### PROBLEM DETAILS
Collect all lines below with the string "year".

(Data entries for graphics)
BEGIN

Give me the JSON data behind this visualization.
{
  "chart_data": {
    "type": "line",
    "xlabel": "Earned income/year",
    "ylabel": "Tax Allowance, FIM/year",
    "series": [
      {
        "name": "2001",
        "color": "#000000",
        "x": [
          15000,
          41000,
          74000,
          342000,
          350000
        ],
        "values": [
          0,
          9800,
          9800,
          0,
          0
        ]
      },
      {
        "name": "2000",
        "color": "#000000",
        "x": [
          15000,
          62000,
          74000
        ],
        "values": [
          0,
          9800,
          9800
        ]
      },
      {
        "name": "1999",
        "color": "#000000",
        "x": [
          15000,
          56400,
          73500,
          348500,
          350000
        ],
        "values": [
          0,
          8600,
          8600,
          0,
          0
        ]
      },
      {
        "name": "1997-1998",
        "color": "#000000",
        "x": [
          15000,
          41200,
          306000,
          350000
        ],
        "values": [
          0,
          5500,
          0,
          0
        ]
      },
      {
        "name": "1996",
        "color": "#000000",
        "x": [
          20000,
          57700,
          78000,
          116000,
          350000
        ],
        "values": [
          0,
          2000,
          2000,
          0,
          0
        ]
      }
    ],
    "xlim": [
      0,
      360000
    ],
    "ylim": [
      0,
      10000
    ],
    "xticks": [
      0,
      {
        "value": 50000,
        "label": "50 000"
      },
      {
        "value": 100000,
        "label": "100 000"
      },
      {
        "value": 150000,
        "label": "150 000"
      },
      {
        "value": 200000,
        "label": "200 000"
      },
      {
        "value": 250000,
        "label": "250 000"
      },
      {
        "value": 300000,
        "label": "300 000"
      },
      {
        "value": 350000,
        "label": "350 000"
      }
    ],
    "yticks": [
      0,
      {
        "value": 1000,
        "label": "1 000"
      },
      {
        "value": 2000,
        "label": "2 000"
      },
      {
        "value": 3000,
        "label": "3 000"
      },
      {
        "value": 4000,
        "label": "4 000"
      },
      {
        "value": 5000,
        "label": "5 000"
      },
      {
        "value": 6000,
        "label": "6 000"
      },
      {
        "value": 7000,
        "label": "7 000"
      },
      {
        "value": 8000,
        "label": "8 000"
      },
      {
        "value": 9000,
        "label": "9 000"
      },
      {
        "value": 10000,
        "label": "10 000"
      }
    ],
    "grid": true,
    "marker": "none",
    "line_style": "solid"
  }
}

END

### FINAL RESULT
    "xlabel": "Earned income/year",
    "ylabel": "Tax Allowance, FIM/year",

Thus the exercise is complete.